**Instruction:** Return each line of the data below exactly, omitting any pictures.

(Data entries for graphics)
START
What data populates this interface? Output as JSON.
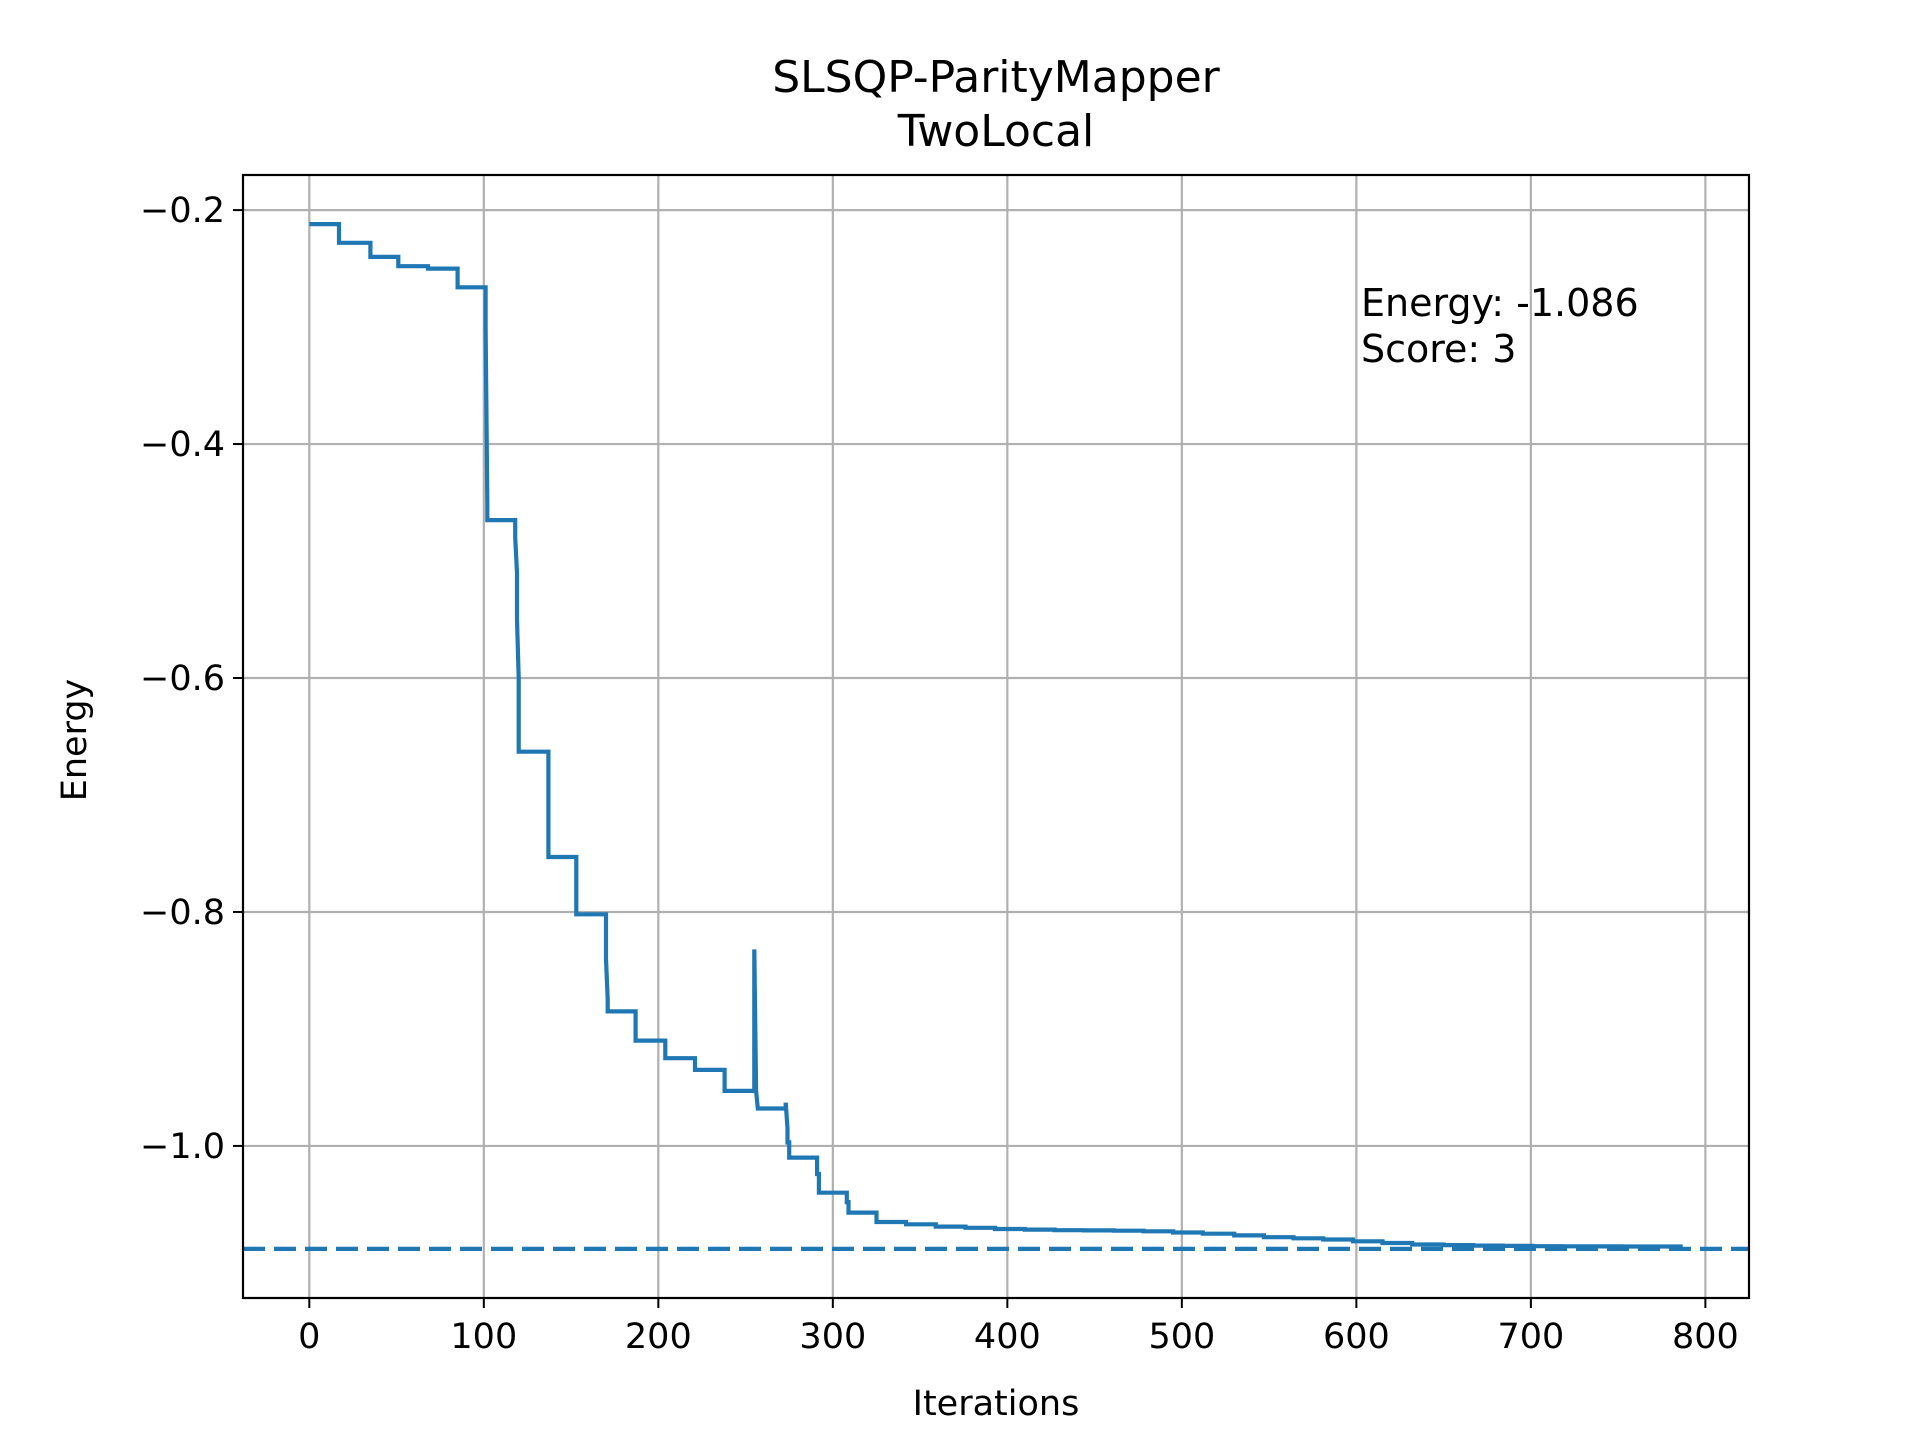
{
  "chart_data": {
    "type": "line",
    "title": "SLSQP-ParityMapper",
    "subtitle": "TwoLocal",
    "xlabel": "Iterations",
    "ylabel": "Energy",
    "xlim": [
      -38,
      825
    ],
    "ylim": [
      -1.13,
      -0.17
    ],
    "xticks": [
      0,
      100,
      200,
      300,
      400,
      500,
      600,
      700,
      800
    ],
    "xtick_labels": [
      "0",
      "100",
      "200",
      "300",
      "400",
      "500",
      "600",
      "700",
      "800"
    ],
    "yticks": [
      -0.2,
      -0.4,
      -0.6,
      -0.8,
      -1.0
    ],
    "ytick_labels": [
      "−0.2",
      "−0.4",
      "−0.6",
      "−0.8",
      "−1.0"
    ],
    "grid": true,
    "line_color": "#1f77b4",
    "series": [
      {
        "style": "solid",
        "x": [
          0,
          17,
          17,
          35,
          35,
          51,
          51,
          68,
          68,
          85,
          85,
          101,
          101,
          102,
          102,
          118,
          118,
          119,
          119,
          120,
          120,
          137,
          137,
          153,
          153,
          170,
          170,
          171,
          171,
          187,
          187,
          204,
          204,
          221,
          221,
          238,
          238,
          255,
          255,
          256,
          256,
          257,
          257,
          273,
          273,
          274,
          274,
          275,
          275,
          291,
          291,
          292,
          292,
          308,
          308,
          309,
          309,
          325,
          325,
          342,
          342,
          359,
          359,
          376,
          376,
          393,
          393,
          410,
          410,
          427,
          427,
          444,
          444,
          461,
          461,
          478,
          478,
          495,
          495,
          512,
          512,
          530,
          530,
          547,
          547,
          564,
          564,
          581,
          581,
          598,
          598,
          615,
          615,
          632,
          632,
          650,
          650,
          667,
          667,
          684,
          684,
          701,
          701,
          718,
          718,
          735,
          735,
          752,
          752,
          770,
          770,
          787
        ],
        "y": [
          -0.212,
          -0.212,
          -0.228,
          -0.228,
          -0.24,
          -0.24,
          -0.248,
          -0.248,
          -0.25,
          -0.25,
          -0.266,
          -0.266,
          -0.3,
          -0.45,
          -0.465,
          -0.465,
          -0.48,
          -0.51,
          -0.55,
          -0.6,
          -0.663,
          -0.663,
          -0.753,
          -0.753,
          -0.802,
          -0.802,
          -0.84,
          -0.875,
          -0.885,
          -0.885,
          -0.91,
          -0.91,
          -0.925,
          -0.925,
          -0.935,
          -0.935,
          -0.953,
          -0.953,
          -0.832,
          -0.953,
          -0.953,
          -0.968,
          -0.968,
          -0.968,
          -0.963,
          -0.985,
          -0.997,
          -0.997,
          -1.01,
          -1.01,
          -1.024,
          -1.024,
          -1.04,
          -1.04,
          -1.048,
          -1.048,
          -1.057,
          -1.057,
          -1.065,
          -1.065,
          -1.067,
          -1.067,
          -1.069,
          -1.069,
          -1.07,
          -1.07,
          -1.071,
          -1.071,
          -1.0715,
          -1.0715,
          -1.072,
          -1.072,
          -1.0722,
          -1.0722,
          -1.0725,
          -1.0725,
          -1.073,
          -1.073,
          -1.074,
          -1.074,
          -1.075,
          -1.075,
          -1.0765,
          -1.0765,
          -1.078,
          -1.078,
          -1.079,
          -1.079,
          -1.08,
          -1.08,
          -1.0815,
          -1.0815,
          -1.083,
          -1.083,
          -1.0843,
          -1.0843,
          -1.0848,
          -1.0848,
          -1.0852,
          -1.0852,
          -1.0855,
          -1.0855,
          -1.0857,
          -1.0857,
          -1.0858,
          -1.0858,
          -1.0859,
          -1.0859,
          -1.086,
          -1.086,
          -1.086,
          -1.086
        ]
      },
      {
        "style": "dashed",
        "x": [
          -38,
          825
        ],
        "y": [
          -1.088,
          -1.088
        ]
      }
    ],
    "annotations": [
      "Energy: -1.086",
      "Score: 3"
    ]
  }
}
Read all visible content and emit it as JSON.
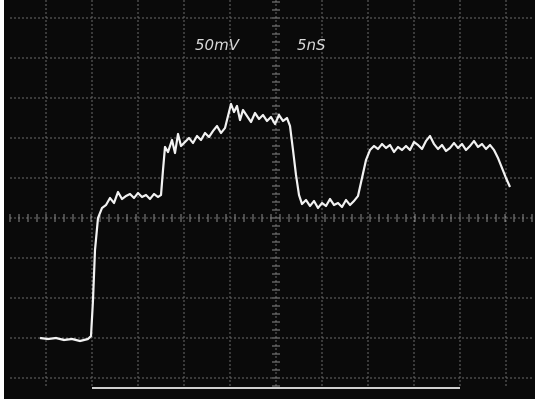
{
  "scale_labels": {
    "volts_per_division": "50mV",
    "time_per_division": "5nS"
  }
}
END
**Solution to this task:**
What data populates this interface? Output as JSON.
{
  "chart_data": {
    "type": "line",
    "title": "SLSQP-ParityMapper",
    "subtitle": "TwoLocal",
    "xlabel": "Iterations",
    "ylabel": "Energy",
    "xlim": [
      -38,
      825
    ],
    "ylim": [
      -1.13,
      -0.17
    ],
    "xticks": [
      0,
      100,
      200,
      300,
      400,
      500,
      600,
      700,
      800
    ],
    "xtick_labels": [
      "0",
      "100",
      "200",
      "300",
      "400",
      "500",
      "600",
      "700",
      "800"
    ],
    "yticks": [
      -0.2,
      -0.4,
      -0.6,
      -0.8,
      -1.0
    ],
    "ytick_labels": [
      "−0.2",
      "−0.4",
      "−0.6",
      "−0.8",
      "−1.0"
    ],
    "grid": true,
    "line_color": "#1f77b4",
    "series": [
      {
        "style": "solid",
        "x": [
          0,
          17,
          17,
          35,
          35,
          51,
          51,
          68,
          68,
          85,
          85,
          101,
          101,
          102,
          102,
          118,
          118,
          119,
          119,
          120,
          120,
          137,
          137,
          153,
          153,
          170,
          170,
          171,
          171,
          187,
          187,
          204,
          204,
          221,
          221,
          238,
          238,
          255,
          255,
          256,
          256,
          257,
          257,
          273,
          273,
          274,
          274,
          275,
          275,
          291,
          291,
          292,
          292,
          308,
          308,
          309,
          309,
          325,
          325,
          342,
          342,
          359,
          359,
          376,
          376,
          393,
          393,
          410,
          410,
          427,
          427,
          444,
          444,
          461,
          461,
          478,
          478,
          495,
          495,
          512,
          512,
          530,
          530,
          547,
          547,
          564,
          564,
          581,
          581,
          598,
          598,
          615,
          615,
          632,
          632,
          650,
          650,
          667,
          667,
          684,
          684,
          701,
          701,
          718,
          718,
          735,
          735,
          752,
          752,
          770,
          770,
          787
        ],
        "y": [
          -0.212,
          -0.212,
          -0.228,
          -0.228,
          -0.24,
          -0.24,
          -0.248,
          -0.248,
          -0.25,
          -0.25,
          -0.266,
          -0.266,
          -0.3,
          -0.45,
          -0.465,
          -0.465,
          -0.48,
          -0.51,
          -0.55,
          -0.6,
          -0.663,
          -0.663,
          -0.753,
          -0.753,
          -0.802,
          -0.802,
          -0.84,
          -0.875,
          -0.885,
          -0.885,
          -0.91,
          -0.91,
          -0.925,
          -0.925,
          -0.935,
          -0.935,
          -0.953,
          -0.953,
          -0.832,
          -0.953,
          -0.953,
          -0.968,
          -0.968,
          -0.968,
          -0.963,
          -0.985,
          -0.997,
          -0.997,
          -1.01,
          -1.01,
          -1.024,
          -1.024,
          -1.04,
          -1.04,
          -1.048,
          -1.048,
          -1.057,
          -1.057,
          -1.065,
          -1.065,
          -1.067,
          -1.067,
          -1.069,
          -1.069,
          -1.07,
          -1.07,
          -1.071,
          -1.071,
          -1.0715,
          -1.0715,
          -1.072,
          -1.072,
          -1.0722,
          -1.0722,
          -1.0725,
          -1.0725,
          -1.073,
          -1.073,
          -1.074,
          -1.074,
          -1.075,
          -1.075,
          -1.0765,
          -1.0765,
          -1.078,
          -1.078,
          -1.079,
          -1.079,
          -1.08,
          -1.08,
          -1.0815,
          -1.0815,
          -1.083,
          -1.083,
          -1.0843,
          -1.0843,
          -1.0848,
          -1.0848,
          -1.0852,
          -1.0852,
          -1.0855,
          -1.0855,
          -1.0857,
          -1.0857,
          -1.0858,
          -1.0858,
          -1.0859,
          -1.0859,
          -1.086,
          -1.086,
          -1.086,
          -1.086
        ]
      },
      {
        "style": "dashed",
        "x": [
          -38,
          825
        ],
        "y": [
          -1.088,
          -1.088
        ]
      }
    ],
    "annotations": [
      "Energy: -1.086",
      "Score: 3"
    ]
  }
}
Read all visible content and emit it as JSON.
{
  "scale_labels": {
    "volts_per_division": "50mV",
    "time_per_division": "5nS"
  }
}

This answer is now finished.